## Description of the task
Keep the pictures out of the copy and print all the entries below exactly.

#####

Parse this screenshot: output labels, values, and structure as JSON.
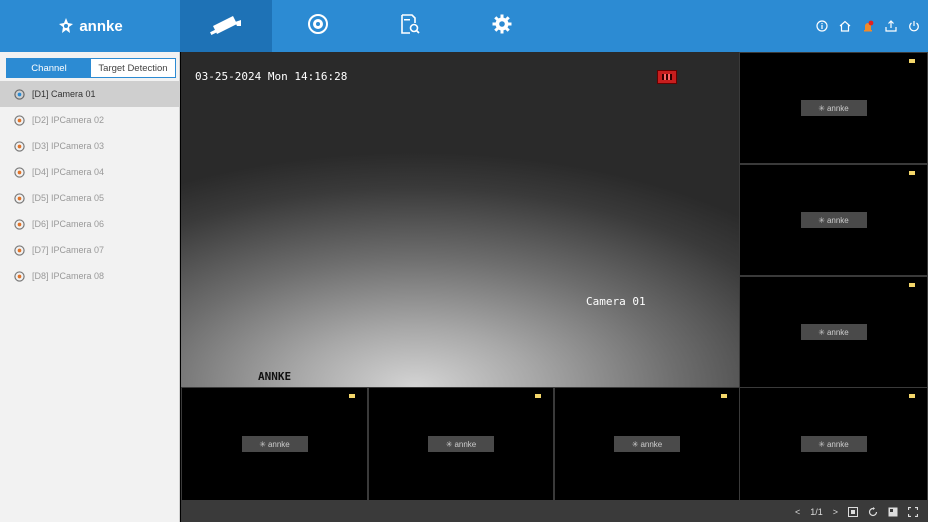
{
  "app": {
    "brand": "annke"
  },
  "nav": {
    "tabs": [
      {
        "name": "live-view",
        "icon": "camera-icon",
        "active": true
      },
      {
        "name": "playback",
        "icon": "playback-icon",
        "active": false
      },
      {
        "name": "search",
        "icon": "file-search-icon",
        "active": false
      },
      {
        "name": "settings",
        "icon": "gear-icon",
        "active": false
      }
    ],
    "right_icons": [
      "info-icon",
      "home-icon",
      "alarm-icon",
      "export-icon",
      "power-icon"
    ]
  },
  "left_panel": {
    "tabs": [
      {
        "label": "Channel",
        "active": true
      },
      {
        "label": "Target Detection",
        "active": false
      }
    ],
    "cameras": [
      {
        "label": "[D1] Camera 01",
        "selected": true
      },
      {
        "label": "[D2] IPCamera 02",
        "selected": false
      },
      {
        "label": "[D3] IPCamera 03",
        "selected": false
      },
      {
        "label": "[D4] IPCamera 04",
        "selected": false
      },
      {
        "label": "[D5] IPCamera 05",
        "selected": false
      },
      {
        "label": "[D6] IPCamera 06",
        "selected": false
      },
      {
        "label": "[D7] IPCamera 07",
        "selected": false
      },
      {
        "label": "[D8] IPCamera 08",
        "selected": false
      }
    ]
  },
  "main_view": {
    "timestamp": "03-25-2024 Mon 14:16:28",
    "camera_name": "Camera 01",
    "brand_overlay": "ANNKE"
  },
  "tiles": {
    "placeholder": "annke"
  },
  "bottom_bar": {
    "page": "1/1"
  },
  "colors": {
    "accent": "#2c8bd3",
    "panel": "#f2f2f2",
    "selected_row": "#cfcfcf",
    "flag": "#f3d66a"
  }
}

#####

## Expected answer
Parse this screenshot: output labels, values, and structure as JSON.
{
  "app": {
    "brand": "annke"
  },
  "nav": {
    "tabs": [
      {
        "name": "live-view",
        "icon": "camera-icon",
        "active": true
      },
      {
        "name": "playback",
        "icon": "playback-icon",
        "active": false
      },
      {
        "name": "search",
        "icon": "file-search-icon",
        "active": false
      },
      {
        "name": "settings",
        "icon": "gear-icon",
        "active": false
      }
    ],
    "right_icons": [
      "info-icon",
      "home-icon",
      "alarm-icon",
      "export-icon",
      "power-icon"
    ]
  },
  "left_panel": {
    "tabs": [
      {
        "label": "Channel",
        "active": true
      },
      {
        "label": "Target Detection",
        "active": false
      }
    ],
    "cameras": [
      {
        "label": "[D1] Camera 01",
        "selected": true
      },
      {
        "label": "[D2] IPCamera 02",
        "selected": false
      },
      {
        "label": "[D3] IPCamera 03",
        "selected": false
      },
      {
        "label": "[D4] IPCamera 04",
        "selected": false
      },
      {
        "label": "[D5] IPCamera 05",
        "selected": false
      },
      {
        "label": "[D6] IPCamera 06",
        "selected": false
      },
      {
        "label": "[D7] IPCamera 07",
        "selected": false
      },
      {
        "label": "[D8] IPCamera 08",
        "selected": false
      }
    ]
  },
  "main_view": {
    "timestamp": "03-25-2024 Mon 14:16:28",
    "camera_name": "Camera 01",
    "brand_overlay": "ANNKE"
  },
  "tiles": {
    "placeholder": "annke"
  },
  "bottom_bar": {
    "page": "1/1"
  },
  "colors": {
    "accent": "#2c8bd3",
    "panel": "#f2f2f2",
    "selected_row": "#cfcfcf",
    "flag": "#f3d66a"
  }
}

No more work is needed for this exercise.